| PROMPT |
Search the records for "JSON". Copy every line where it appears.

| INPUT FOR THIS TASK |
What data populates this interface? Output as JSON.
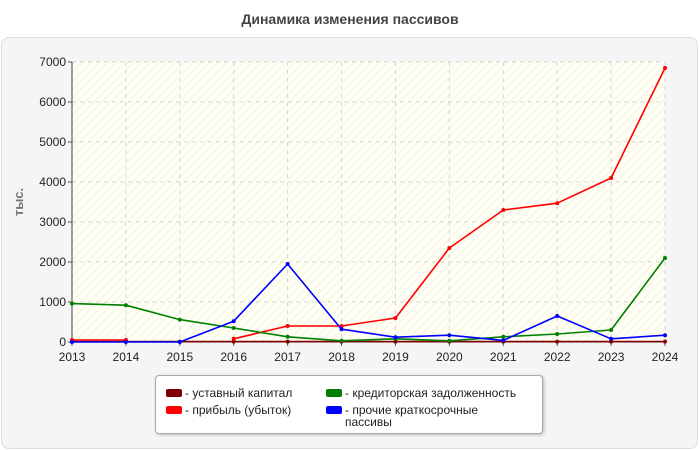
{
  "chart_data": {
    "type": "line",
    "title": "Динамика изменения пассивов",
    "ylabel": "тыс.",
    "xlabel": "",
    "x": [
      2013,
      2014,
      2015,
      2016,
      2017,
      2018,
      2019,
      2020,
      2021,
      2022,
      2023,
      2024
    ],
    "ylim": [
      0,
      7000
    ],
    "yticks": [
      0,
      1000,
      2000,
      3000,
      4000,
      5000,
      6000,
      7000
    ],
    "grid": true,
    "legend_position": "bottom",
    "series": [
      {
        "name": "- уставный капитал",
        "color": "#800000",
        "values": [
          10,
          10,
          10,
          10,
          10,
          10,
          10,
          10,
          10,
          10,
          10,
          10
        ]
      },
      {
        "name": "- прибыль (убыток)",
        "color": "#ff0000",
        "values": [
          50,
          50,
          null,
          80,
          400,
          400,
          600,
          2350,
          3300,
          3470,
          4100,
          6850
        ]
      },
      {
        "name": "- кредиторская задолженность",
        "color": "#008000",
        "values": [
          960,
          920,
          560,
          350,
          130,
          30,
          80,
          30,
          130,
          200,
          300,
          2100
        ]
      },
      {
        "name": "- прочие краткосрочные пассивы",
        "color": "#0000ff",
        "values": [
          0,
          0,
          0,
          520,
          1950,
          320,
          120,
          170,
          40,
          650,
          80,
          170
        ]
      }
    ]
  }
}
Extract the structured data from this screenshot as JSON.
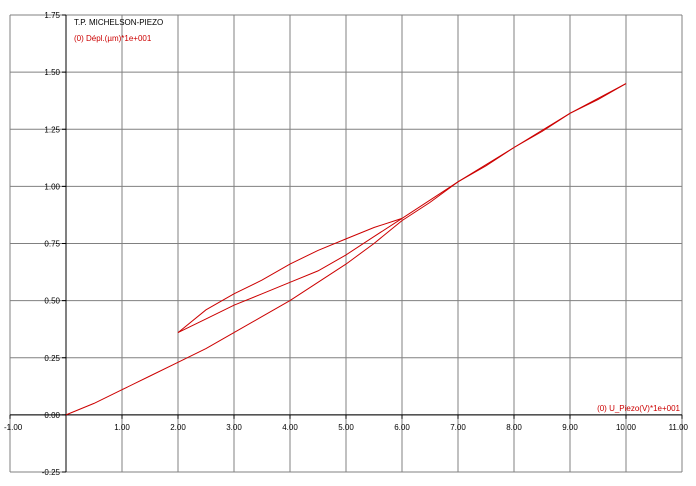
{
  "chart_data": {
    "type": "line",
    "title": "T.P. MICHELSON-PIEZO",
    "ylabel": "(0) Dépl.(µm)*1e+001",
    "xlabel": "(0) U_Piezo(V)*1e+001",
    "xlim": [
      -1.0,
      11.0
    ],
    "ylim": [
      -0.25,
      1.75
    ],
    "x_ticks": [
      "-1.00",
      "1.00",
      "2.00",
      "3.00",
      "4.00",
      "5.00",
      "6.00",
      "7.00",
      "8.00",
      "9.00",
      "10.00",
      "11.00"
    ],
    "y_ticks": [
      "1.75",
      "1.50",
      "1.25",
      "1.00",
      "0.75",
      "0.50",
      "0.25",
      "0.00",
      "-0.25"
    ],
    "x_tick_values": [
      -1,
      1,
      2,
      3,
      4,
      5,
      6,
      7,
      8,
      9,
      10,
      11
    ],
    "y_tick_values": [
      1.75,
      1.5,
      1.25,
      1.0,
      0.75,
      0.5,
      0.25,
      0.0,
      -0.25
    ],
    "grid": true,
    "series_color": "#cc0000",
    "series": [
      {
        "x": [
          0.0,
          0.5,
          1.0,
          1.5,
          2.0,
          2.5,
          3.0,
          3.5,
          4.0,
          4.5,
          5.0,
          5.5,
          6.0,
          6.5,
          7.0,
          7.5,
          8.0,
          8.5,
          9.0,
          9.5,
          10.0
        ],
        "y": [
          0.0,
          0.05,
          0.11,
          0.17,
          0.23,
          0.29,
          0.36,
          0.43,
          0.5,
          0.58,
          0.66,
          0.75,
          0.85,
          0.93,
          1.02,
          1.09,
          1.17,
          1.24,
          1.32,
          1.38,
          1.45
        ]
      },
      {
        "x": [
          10.0,
          9.0,
          8.0,
          7.0,
          6.0,
          5.5,
          5.0,
          4.5,
          4.0,
          3.5,
          3.0,
          2.5,
          2.0
        ],
        "y": [
          1.45,
          1.32,
          1.17,
          1.02,
          0.86,
          0.82,
          0.77,
          0.72,
          0.66,
          0.59,
          0.53,
          0.46,
          0.36
        ]
      },
      {
        "x": [
          2.0,
          2.5,
          3.0,
          3.5,
          4.0,
          4.5,
          5.0,
          5.5,
          6.0
        ],
        "y": [
          0.36,
          0.42,
          0.48,
          0.53,
          0.58,
          0.63,
          0.7,
          0.78,
          0.86
        ]
      }
    ]
  }
}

| OUTPUT FOR THIS TASK |
What data populates this interface? Output as JSON.
Extract the structured data from this screenshot as JSON.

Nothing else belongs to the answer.